• **Goal**: Lines containing the word "στις" should be extracted in full.

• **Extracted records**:
****************************************
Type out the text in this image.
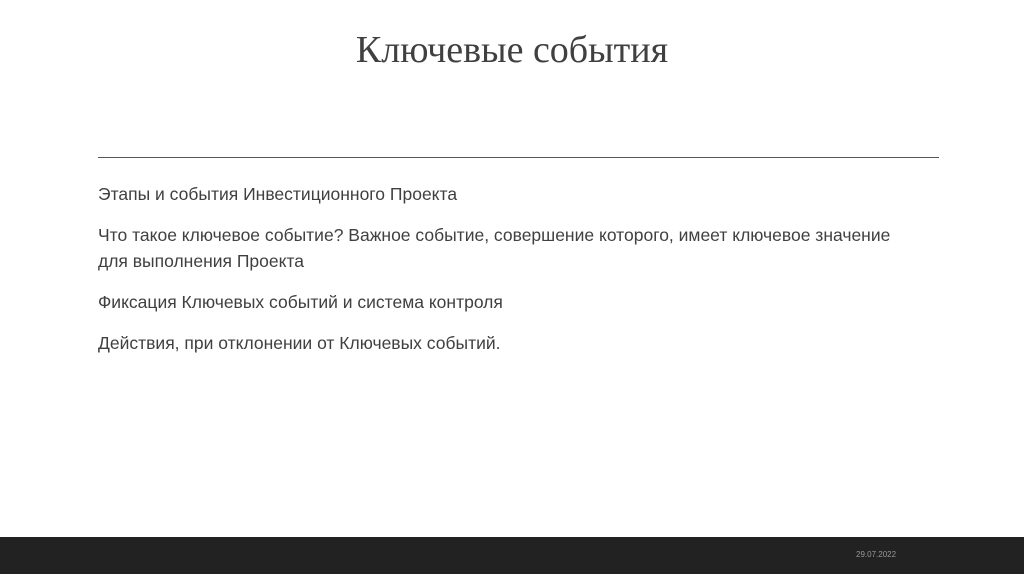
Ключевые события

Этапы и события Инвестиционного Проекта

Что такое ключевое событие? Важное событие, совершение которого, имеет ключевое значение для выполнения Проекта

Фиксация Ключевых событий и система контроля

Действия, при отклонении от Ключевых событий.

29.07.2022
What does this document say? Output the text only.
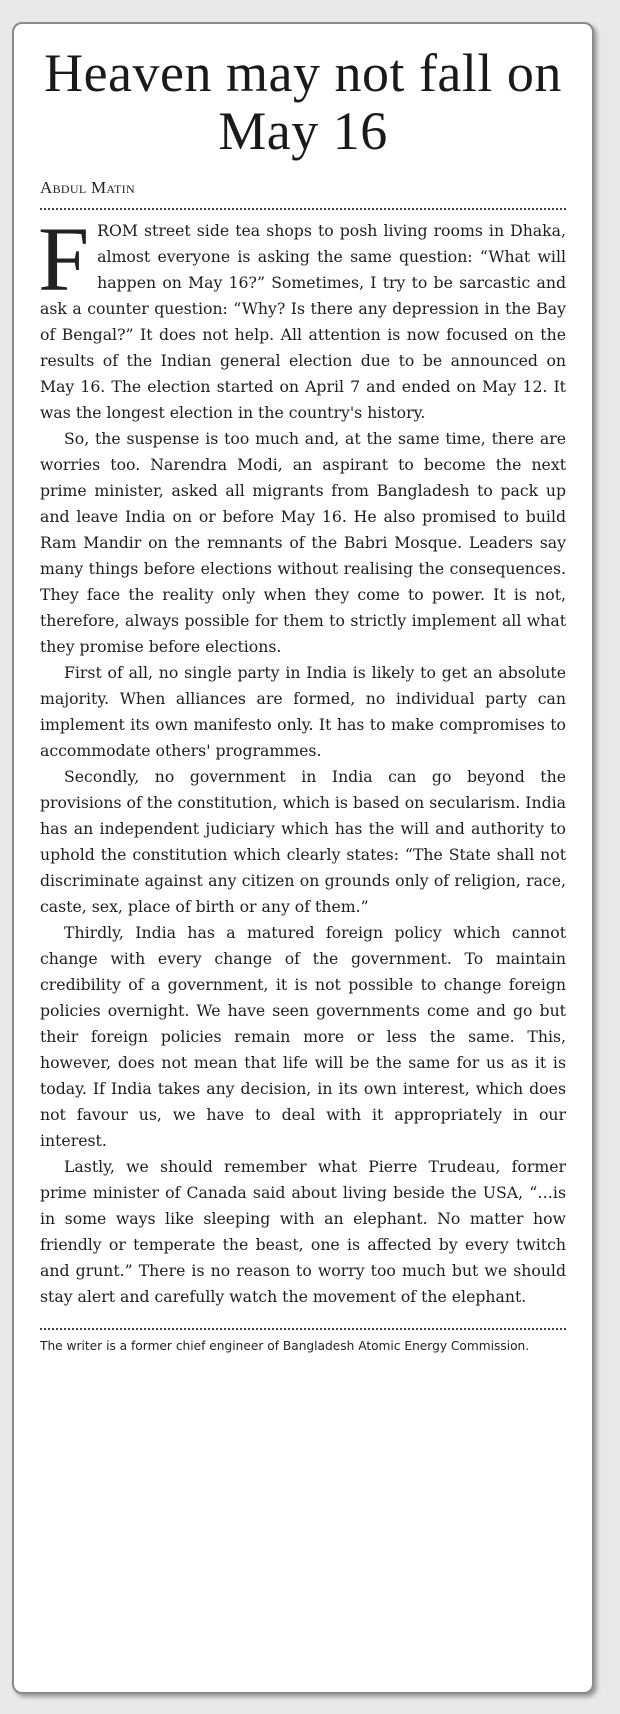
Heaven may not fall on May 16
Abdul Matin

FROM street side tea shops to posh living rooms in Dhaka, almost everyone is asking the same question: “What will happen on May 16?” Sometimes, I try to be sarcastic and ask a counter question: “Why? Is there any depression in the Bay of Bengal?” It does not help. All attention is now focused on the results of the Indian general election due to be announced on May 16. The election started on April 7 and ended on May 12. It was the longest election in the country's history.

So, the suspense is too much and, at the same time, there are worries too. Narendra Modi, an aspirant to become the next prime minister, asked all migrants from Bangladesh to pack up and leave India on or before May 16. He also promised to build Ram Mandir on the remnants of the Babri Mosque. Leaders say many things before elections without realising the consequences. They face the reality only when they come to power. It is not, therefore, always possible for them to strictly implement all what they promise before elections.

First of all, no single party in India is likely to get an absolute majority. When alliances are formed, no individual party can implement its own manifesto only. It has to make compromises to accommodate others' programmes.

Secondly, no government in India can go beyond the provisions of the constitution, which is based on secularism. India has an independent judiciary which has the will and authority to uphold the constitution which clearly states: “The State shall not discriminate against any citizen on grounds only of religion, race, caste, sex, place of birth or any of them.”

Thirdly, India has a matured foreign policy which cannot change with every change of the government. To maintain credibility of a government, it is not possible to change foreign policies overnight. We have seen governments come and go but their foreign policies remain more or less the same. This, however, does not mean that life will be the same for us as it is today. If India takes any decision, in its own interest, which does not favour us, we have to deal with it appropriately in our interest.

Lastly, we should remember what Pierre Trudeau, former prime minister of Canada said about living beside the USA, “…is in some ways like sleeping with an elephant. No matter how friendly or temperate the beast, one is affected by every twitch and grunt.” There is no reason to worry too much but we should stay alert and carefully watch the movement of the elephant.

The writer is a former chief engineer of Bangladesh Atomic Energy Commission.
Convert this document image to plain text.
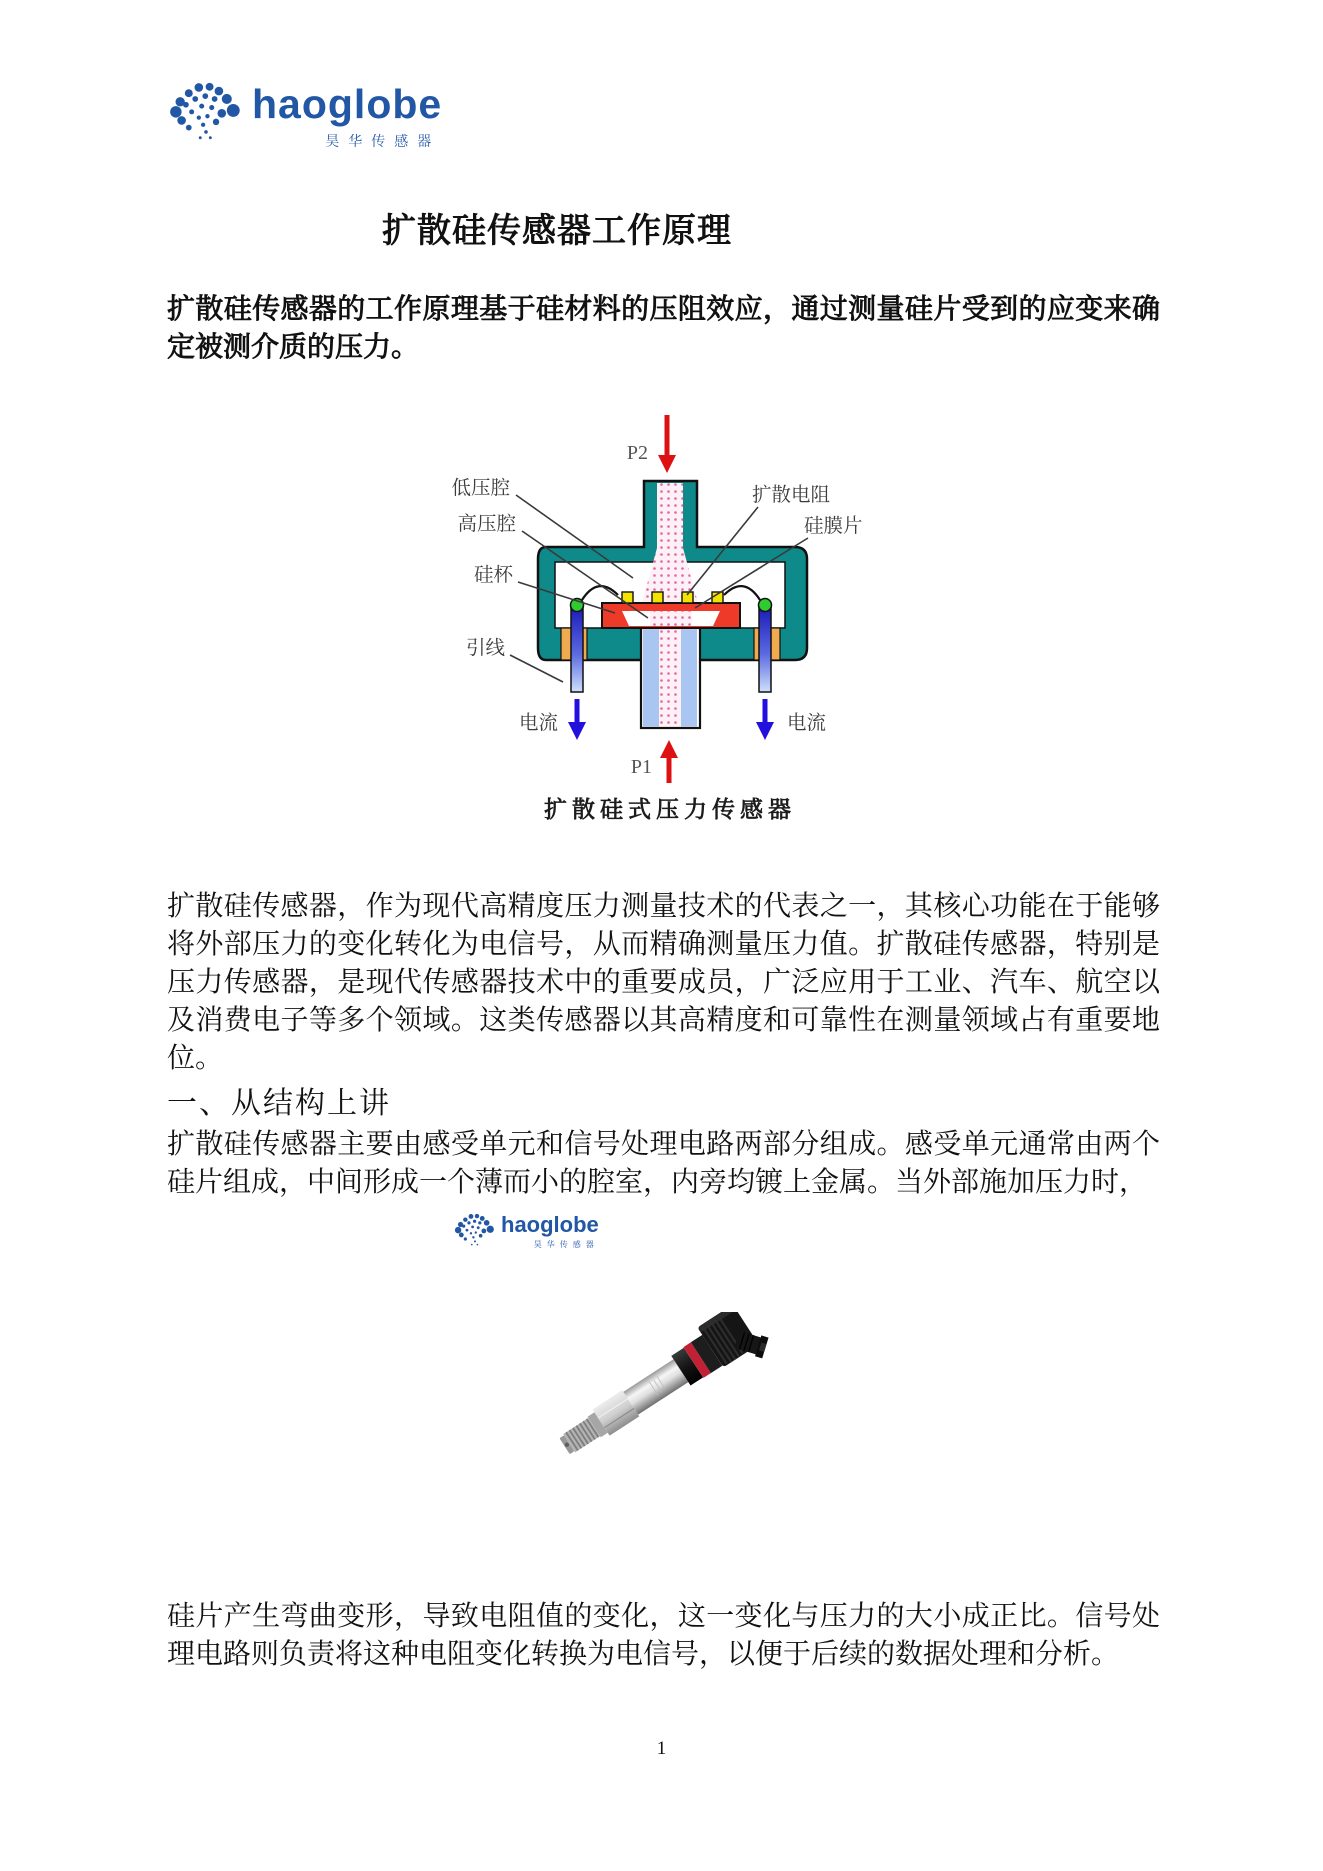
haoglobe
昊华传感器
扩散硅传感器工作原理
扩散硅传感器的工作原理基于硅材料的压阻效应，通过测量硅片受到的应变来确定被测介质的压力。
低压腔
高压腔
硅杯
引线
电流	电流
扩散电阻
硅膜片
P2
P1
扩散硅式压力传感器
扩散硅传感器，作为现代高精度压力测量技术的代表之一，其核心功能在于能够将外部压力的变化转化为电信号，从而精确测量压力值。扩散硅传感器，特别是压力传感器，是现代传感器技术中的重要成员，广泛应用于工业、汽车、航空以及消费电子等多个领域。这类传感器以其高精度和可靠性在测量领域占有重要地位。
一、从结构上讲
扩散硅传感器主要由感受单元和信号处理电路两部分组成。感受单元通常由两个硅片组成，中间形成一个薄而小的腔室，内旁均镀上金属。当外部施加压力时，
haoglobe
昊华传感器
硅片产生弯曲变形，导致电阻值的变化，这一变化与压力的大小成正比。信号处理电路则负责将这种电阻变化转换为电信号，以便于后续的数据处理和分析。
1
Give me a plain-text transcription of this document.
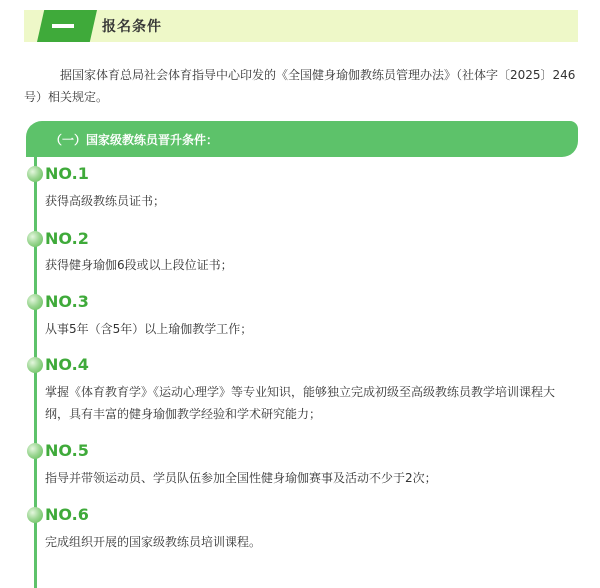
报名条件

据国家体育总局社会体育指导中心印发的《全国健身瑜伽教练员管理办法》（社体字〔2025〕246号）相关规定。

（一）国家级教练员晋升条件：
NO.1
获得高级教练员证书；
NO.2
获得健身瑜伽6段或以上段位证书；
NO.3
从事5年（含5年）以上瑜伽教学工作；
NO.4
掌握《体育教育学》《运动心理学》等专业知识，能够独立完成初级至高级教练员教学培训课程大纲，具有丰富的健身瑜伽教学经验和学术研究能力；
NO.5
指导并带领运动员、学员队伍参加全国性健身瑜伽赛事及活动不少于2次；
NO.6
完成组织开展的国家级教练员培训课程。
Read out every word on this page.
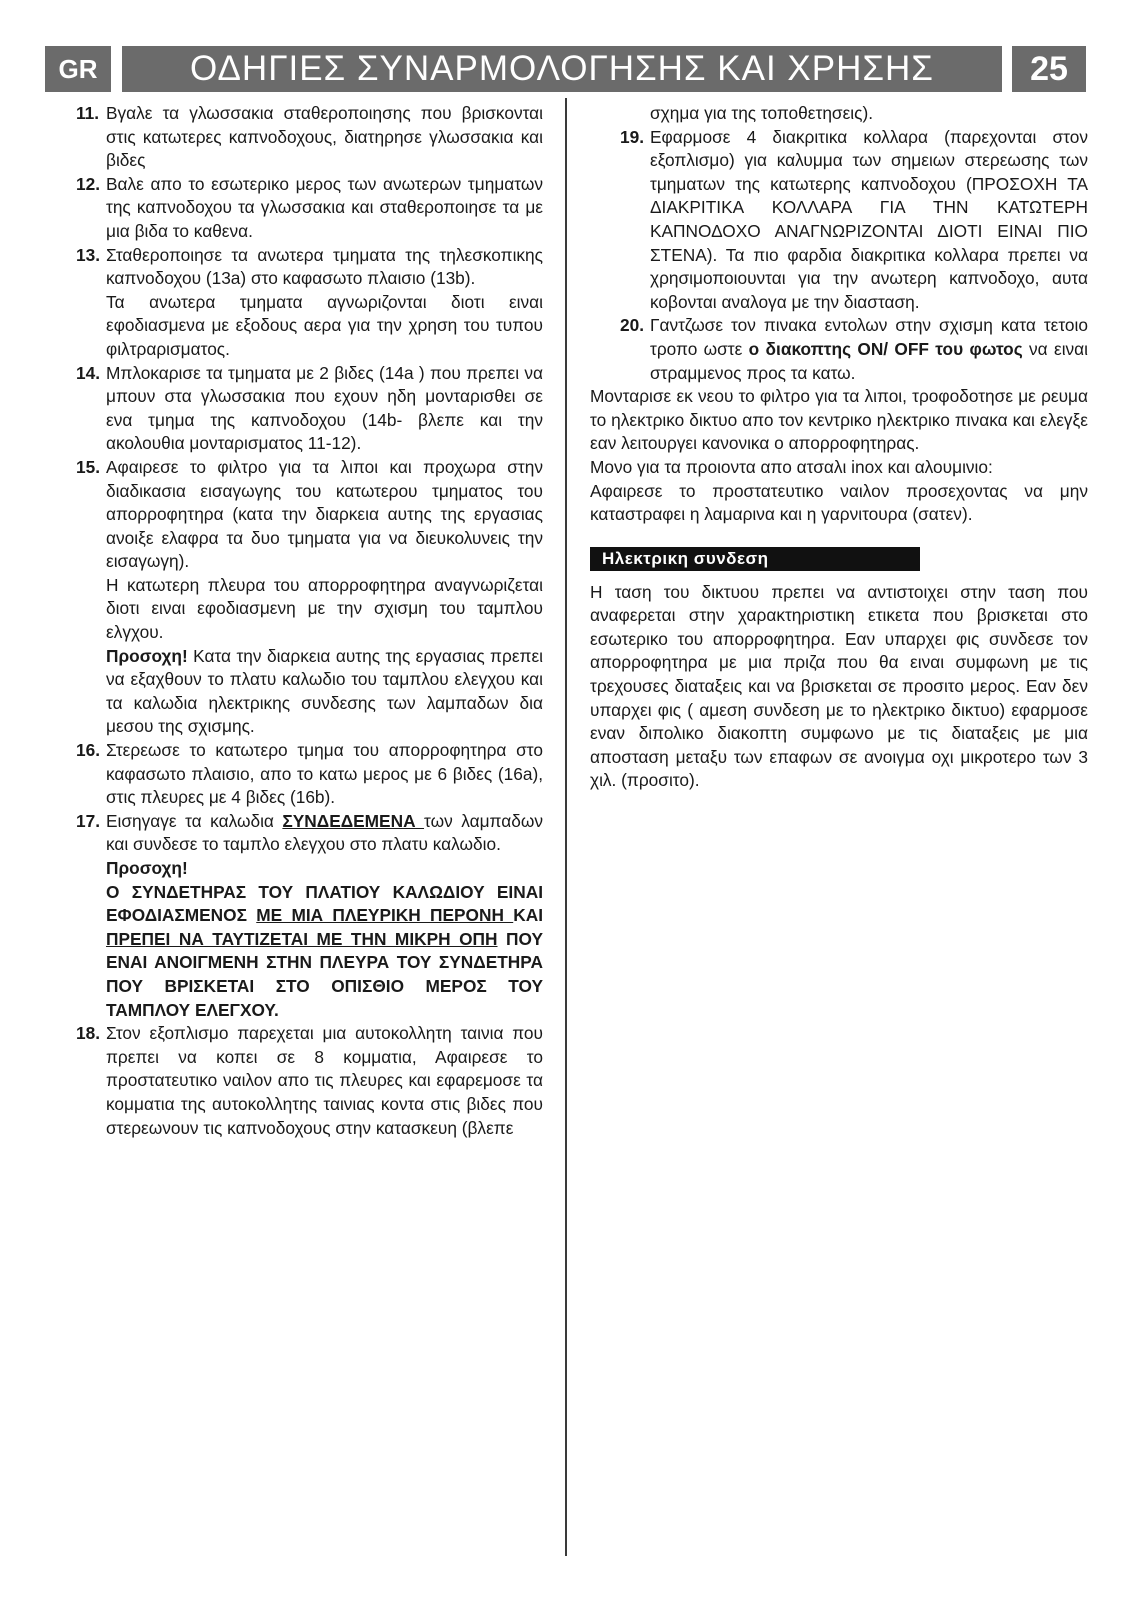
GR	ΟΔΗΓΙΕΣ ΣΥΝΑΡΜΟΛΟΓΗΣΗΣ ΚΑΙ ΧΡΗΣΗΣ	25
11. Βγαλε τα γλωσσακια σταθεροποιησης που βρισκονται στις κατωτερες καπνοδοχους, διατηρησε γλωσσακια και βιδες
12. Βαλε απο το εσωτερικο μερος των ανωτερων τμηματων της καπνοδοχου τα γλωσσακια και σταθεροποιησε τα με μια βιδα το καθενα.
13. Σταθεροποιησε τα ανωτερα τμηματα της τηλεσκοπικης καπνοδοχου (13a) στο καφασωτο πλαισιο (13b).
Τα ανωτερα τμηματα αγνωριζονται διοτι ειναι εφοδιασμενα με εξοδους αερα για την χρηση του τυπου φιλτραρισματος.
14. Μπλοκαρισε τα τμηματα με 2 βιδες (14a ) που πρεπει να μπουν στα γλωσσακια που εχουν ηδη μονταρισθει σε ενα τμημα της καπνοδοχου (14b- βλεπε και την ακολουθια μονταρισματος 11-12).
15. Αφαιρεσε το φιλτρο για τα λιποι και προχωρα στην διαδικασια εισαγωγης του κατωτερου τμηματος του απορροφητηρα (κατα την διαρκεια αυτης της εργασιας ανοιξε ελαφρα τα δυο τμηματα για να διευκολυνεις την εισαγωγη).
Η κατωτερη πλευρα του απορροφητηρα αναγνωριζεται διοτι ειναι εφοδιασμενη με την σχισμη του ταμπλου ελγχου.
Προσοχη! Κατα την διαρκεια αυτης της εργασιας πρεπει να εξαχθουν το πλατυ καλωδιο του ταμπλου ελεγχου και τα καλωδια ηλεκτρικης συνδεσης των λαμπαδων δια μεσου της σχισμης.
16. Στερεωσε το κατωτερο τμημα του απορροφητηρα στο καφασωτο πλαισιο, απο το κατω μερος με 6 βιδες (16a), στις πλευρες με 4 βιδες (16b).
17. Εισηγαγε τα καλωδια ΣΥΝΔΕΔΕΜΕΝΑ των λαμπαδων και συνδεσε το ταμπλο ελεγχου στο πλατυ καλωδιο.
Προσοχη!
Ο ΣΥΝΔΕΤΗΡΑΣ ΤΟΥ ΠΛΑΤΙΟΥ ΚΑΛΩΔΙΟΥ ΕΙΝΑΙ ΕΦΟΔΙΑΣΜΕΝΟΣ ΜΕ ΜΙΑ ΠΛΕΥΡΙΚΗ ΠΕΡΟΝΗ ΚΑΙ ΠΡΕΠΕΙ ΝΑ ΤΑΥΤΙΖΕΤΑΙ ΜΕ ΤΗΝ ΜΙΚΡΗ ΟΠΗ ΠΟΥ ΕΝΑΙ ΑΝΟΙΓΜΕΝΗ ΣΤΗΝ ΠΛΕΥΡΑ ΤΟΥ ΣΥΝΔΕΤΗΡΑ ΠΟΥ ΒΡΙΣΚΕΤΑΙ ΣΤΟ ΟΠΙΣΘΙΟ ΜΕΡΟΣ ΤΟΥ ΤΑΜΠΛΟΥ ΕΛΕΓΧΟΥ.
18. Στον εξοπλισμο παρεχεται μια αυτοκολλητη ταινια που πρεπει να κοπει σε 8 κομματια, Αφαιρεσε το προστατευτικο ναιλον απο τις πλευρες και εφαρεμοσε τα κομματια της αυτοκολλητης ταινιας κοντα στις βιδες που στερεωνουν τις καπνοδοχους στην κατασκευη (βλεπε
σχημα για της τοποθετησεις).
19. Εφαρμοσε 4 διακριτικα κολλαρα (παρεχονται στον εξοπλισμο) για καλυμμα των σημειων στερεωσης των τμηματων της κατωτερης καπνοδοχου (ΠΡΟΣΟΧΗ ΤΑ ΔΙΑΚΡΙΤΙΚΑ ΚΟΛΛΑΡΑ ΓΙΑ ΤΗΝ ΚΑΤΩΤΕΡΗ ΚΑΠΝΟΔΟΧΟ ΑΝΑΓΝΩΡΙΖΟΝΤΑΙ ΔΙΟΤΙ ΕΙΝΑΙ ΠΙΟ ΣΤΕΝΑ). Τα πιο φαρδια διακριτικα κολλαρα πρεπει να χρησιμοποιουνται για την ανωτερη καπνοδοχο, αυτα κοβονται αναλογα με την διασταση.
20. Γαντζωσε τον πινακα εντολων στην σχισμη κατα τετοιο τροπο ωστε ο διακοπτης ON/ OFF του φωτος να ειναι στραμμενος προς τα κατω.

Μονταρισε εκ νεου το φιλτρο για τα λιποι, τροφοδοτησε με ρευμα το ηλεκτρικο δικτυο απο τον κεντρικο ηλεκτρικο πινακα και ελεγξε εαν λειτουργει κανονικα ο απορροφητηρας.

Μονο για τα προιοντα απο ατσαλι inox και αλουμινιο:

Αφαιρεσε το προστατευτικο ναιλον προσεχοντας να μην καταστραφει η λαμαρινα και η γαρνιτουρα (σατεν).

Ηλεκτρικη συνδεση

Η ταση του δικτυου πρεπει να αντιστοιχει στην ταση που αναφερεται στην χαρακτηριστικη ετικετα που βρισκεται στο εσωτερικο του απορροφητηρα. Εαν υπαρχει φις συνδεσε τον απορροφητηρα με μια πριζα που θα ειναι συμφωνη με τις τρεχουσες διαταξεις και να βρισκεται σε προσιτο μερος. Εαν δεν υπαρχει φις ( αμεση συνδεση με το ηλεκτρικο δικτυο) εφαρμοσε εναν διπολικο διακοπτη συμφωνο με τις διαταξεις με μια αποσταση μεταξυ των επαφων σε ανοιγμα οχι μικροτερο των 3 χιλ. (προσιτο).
****************************************
• **Written solution**:
11. Βγαλε τα γλωσσακια σταθεροποιησης που βρισκονται στις κατωτερες καπνοδοχους, διατηρησε γλωσσακια και βιδες
16. Στερεωσε το κατωτερο τμημα του απορροφητηρα στο καφασωτο πλαισιο, απο το κατω μερος με 6 βιδες (16a), στις πλευρες με 4 βιδες (16b).
18. Στον εξοπλισμο παρεχεται μια αυτοκολλητη ταινια που πρεπει να κοπει σε 8 κομματια, Αφαιρεσε το προστατευτικο ναιλον απο τις πλευρες και εφαρεμοσε τα κομματια της αυτοκολλητης ταινιας κοντα στις βιδες που στερεωνουν τις καπνοδοχους στην κατασκευη (βλεπε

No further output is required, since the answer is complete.